Data provided:

= Beginning of Section =

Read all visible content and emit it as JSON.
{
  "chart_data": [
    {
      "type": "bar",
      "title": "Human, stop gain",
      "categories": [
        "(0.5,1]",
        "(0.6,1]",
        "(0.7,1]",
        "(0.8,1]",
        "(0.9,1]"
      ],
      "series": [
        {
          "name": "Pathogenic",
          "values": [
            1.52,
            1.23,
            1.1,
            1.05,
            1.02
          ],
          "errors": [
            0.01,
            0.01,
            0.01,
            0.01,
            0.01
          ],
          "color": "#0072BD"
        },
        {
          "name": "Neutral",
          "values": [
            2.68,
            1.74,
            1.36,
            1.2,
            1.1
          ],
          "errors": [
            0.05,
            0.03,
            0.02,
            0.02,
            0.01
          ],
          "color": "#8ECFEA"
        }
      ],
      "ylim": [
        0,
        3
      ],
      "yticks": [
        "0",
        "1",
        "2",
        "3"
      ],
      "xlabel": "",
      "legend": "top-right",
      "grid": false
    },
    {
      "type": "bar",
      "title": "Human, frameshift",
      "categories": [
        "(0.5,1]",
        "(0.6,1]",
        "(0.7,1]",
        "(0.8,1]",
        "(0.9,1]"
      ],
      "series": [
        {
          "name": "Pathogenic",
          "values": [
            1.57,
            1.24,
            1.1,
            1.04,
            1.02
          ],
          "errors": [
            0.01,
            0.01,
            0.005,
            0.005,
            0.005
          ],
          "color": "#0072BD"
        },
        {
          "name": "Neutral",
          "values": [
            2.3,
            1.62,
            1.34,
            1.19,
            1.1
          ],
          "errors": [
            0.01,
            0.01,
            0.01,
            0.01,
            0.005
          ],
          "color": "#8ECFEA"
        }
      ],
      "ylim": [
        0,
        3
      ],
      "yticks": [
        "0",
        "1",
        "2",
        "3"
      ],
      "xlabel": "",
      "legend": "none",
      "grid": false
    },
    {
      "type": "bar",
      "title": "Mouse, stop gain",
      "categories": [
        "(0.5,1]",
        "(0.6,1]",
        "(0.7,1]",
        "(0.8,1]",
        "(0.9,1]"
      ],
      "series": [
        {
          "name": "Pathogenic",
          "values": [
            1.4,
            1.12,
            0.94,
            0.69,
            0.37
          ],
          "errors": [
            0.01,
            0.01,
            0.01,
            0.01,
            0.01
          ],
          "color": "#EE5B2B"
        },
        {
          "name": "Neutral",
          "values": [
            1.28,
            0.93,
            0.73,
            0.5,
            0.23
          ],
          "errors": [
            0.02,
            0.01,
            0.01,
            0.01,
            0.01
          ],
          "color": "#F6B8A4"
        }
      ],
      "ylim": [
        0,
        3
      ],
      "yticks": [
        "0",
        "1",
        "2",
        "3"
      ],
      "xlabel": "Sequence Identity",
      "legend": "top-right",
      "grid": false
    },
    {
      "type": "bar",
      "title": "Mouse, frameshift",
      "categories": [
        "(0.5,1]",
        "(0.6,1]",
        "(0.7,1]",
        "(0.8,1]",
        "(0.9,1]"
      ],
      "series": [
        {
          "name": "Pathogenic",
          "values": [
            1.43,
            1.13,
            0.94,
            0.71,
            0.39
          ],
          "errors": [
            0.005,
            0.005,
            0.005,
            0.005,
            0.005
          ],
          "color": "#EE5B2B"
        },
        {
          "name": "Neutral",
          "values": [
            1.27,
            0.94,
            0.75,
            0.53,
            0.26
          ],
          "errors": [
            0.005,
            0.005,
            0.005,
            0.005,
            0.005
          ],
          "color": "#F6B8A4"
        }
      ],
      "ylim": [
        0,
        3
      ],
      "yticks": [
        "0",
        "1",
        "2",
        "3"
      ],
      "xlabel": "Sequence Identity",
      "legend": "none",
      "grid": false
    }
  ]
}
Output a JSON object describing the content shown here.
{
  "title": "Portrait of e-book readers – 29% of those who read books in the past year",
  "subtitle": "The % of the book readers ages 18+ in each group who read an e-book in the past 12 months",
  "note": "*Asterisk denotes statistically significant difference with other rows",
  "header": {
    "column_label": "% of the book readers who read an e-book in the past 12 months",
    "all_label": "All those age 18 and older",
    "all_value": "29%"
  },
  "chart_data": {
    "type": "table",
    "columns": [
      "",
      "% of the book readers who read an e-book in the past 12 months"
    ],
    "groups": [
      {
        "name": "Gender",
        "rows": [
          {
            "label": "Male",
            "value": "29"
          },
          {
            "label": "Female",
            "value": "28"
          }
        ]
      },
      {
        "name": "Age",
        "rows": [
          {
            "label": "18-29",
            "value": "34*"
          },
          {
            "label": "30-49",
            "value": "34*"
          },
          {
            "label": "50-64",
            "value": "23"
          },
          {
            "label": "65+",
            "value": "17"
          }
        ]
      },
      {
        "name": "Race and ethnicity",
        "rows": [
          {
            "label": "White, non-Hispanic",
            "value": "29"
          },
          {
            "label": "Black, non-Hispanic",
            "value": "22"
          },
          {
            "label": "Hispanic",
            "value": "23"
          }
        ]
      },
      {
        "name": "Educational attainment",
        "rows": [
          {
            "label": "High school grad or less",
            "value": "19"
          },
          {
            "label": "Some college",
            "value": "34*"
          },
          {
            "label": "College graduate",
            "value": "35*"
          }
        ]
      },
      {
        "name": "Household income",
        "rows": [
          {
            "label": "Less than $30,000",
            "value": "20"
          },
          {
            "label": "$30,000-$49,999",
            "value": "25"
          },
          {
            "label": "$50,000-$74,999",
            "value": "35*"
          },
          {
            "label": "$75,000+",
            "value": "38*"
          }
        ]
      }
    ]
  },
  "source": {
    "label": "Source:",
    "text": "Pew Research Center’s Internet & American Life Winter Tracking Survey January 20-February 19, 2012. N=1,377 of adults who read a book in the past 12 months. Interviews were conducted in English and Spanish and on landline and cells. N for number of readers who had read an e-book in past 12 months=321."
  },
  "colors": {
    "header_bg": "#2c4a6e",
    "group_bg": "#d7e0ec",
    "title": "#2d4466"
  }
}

= End of Section =

What is being asked:
Copy out each line of the listing that holds the string "JSON".

Task answer:
Read all visible content and emit it as JSON.
Output a JSON object describing the content shown here.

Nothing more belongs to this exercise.